EXERCISE: Within the records that follow, find every line containing the string "image". Copy those lines.
* begin RECORD EXCERPTS *
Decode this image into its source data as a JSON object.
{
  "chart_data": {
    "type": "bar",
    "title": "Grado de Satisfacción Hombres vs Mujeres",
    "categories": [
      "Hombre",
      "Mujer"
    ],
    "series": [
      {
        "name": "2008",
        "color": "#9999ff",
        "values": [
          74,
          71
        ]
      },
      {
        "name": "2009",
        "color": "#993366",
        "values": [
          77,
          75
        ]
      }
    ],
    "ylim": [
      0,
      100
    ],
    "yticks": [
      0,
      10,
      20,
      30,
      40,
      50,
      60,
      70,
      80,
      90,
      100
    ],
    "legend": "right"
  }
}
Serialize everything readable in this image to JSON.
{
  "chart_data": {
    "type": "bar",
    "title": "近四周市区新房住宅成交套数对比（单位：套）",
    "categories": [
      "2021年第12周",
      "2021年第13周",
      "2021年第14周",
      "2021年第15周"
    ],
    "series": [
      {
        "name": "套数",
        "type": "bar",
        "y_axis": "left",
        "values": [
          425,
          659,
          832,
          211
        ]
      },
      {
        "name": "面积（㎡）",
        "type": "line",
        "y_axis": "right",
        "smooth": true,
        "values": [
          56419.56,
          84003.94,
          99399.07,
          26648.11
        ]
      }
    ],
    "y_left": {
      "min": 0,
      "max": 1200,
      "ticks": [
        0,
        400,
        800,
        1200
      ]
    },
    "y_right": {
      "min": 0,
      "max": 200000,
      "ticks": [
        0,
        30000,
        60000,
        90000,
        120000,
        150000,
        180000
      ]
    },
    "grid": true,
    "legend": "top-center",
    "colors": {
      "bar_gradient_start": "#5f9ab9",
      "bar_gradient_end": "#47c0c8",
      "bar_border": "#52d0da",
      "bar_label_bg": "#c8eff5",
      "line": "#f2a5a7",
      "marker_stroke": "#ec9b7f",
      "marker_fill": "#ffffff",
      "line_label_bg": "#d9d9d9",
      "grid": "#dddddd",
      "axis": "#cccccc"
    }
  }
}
* end RECORD EXCERPTS *
REPLY TO THE TASK:
Decode this image into its source data as a JSON object.
Serialize everything readable in this image to JSON.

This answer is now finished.